>> Start Data lines
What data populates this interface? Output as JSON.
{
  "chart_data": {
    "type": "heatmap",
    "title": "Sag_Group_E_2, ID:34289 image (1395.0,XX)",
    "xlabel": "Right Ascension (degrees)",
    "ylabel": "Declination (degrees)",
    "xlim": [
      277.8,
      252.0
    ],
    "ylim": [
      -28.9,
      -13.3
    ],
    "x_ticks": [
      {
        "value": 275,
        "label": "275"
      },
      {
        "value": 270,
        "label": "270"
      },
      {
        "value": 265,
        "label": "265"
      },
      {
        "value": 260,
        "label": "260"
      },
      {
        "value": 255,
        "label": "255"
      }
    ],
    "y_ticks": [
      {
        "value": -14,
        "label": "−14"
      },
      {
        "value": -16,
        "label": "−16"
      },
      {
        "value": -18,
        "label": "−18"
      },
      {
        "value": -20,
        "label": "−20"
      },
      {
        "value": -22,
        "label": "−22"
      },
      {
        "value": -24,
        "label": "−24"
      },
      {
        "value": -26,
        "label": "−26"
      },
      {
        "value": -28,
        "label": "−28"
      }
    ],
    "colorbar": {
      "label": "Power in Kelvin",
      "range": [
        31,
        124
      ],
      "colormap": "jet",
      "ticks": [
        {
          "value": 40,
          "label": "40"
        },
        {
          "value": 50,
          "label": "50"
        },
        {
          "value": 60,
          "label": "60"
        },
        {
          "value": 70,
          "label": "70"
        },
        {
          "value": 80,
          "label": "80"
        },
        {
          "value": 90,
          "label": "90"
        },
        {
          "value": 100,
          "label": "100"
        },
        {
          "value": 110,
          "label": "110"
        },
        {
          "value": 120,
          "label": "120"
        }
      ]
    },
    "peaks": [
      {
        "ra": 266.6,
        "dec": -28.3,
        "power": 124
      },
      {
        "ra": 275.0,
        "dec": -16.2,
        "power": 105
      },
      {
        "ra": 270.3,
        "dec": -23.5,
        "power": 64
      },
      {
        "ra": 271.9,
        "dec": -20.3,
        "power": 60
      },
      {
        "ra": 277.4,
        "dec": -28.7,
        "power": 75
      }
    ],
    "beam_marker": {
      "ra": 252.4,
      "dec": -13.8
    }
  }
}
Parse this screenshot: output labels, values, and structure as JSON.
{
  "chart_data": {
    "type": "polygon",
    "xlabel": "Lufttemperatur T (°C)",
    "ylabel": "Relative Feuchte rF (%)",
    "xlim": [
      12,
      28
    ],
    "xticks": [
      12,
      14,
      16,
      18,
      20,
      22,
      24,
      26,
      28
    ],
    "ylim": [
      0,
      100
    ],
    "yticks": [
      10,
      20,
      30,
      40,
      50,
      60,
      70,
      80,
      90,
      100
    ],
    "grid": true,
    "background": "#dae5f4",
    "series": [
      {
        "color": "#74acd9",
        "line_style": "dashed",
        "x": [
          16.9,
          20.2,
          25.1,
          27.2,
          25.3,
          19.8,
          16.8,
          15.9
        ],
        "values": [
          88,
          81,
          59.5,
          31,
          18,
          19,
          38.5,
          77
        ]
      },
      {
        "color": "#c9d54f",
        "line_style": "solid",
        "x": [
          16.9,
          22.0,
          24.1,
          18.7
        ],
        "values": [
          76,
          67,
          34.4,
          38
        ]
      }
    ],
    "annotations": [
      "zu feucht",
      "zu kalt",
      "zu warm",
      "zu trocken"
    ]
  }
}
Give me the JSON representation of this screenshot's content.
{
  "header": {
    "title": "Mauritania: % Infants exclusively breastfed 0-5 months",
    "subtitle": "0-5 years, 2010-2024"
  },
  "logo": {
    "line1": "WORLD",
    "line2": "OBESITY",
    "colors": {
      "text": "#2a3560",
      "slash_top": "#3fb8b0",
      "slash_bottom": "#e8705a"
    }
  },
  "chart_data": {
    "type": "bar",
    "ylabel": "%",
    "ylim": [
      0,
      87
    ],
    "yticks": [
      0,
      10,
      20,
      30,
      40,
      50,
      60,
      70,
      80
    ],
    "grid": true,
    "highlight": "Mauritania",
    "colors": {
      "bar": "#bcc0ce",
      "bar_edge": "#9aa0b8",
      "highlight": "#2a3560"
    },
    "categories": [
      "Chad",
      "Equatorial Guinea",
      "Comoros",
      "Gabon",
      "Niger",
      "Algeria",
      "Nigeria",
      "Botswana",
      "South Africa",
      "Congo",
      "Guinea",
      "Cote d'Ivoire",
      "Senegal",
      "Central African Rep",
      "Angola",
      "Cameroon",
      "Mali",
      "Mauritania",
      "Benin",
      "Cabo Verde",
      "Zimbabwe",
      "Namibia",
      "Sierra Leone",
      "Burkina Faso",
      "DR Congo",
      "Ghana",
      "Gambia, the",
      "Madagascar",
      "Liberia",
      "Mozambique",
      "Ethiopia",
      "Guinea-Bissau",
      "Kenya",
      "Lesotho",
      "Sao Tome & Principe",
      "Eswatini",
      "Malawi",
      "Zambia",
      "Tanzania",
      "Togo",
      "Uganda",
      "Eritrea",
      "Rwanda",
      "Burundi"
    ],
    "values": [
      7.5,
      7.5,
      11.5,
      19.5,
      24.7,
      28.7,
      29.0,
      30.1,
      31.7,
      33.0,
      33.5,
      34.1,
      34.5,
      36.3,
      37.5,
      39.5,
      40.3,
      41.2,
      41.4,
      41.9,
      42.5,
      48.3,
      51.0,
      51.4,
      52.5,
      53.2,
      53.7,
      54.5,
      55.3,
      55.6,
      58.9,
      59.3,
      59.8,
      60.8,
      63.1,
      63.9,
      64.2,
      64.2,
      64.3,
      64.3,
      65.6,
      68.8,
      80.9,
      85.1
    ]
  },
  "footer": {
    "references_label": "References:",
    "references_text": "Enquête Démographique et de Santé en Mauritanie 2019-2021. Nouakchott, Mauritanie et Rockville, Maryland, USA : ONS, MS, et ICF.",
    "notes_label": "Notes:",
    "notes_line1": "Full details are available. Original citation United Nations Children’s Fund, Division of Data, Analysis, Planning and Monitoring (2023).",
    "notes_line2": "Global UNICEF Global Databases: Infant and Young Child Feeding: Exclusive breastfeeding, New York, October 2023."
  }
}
>> End Data lines
Task goal |
Collect each line above holding the string "degrees".

Solution for this problem |
    "xlabel": "Right Ascension (degrees)",
    "ylabel": "Declination (degrees)",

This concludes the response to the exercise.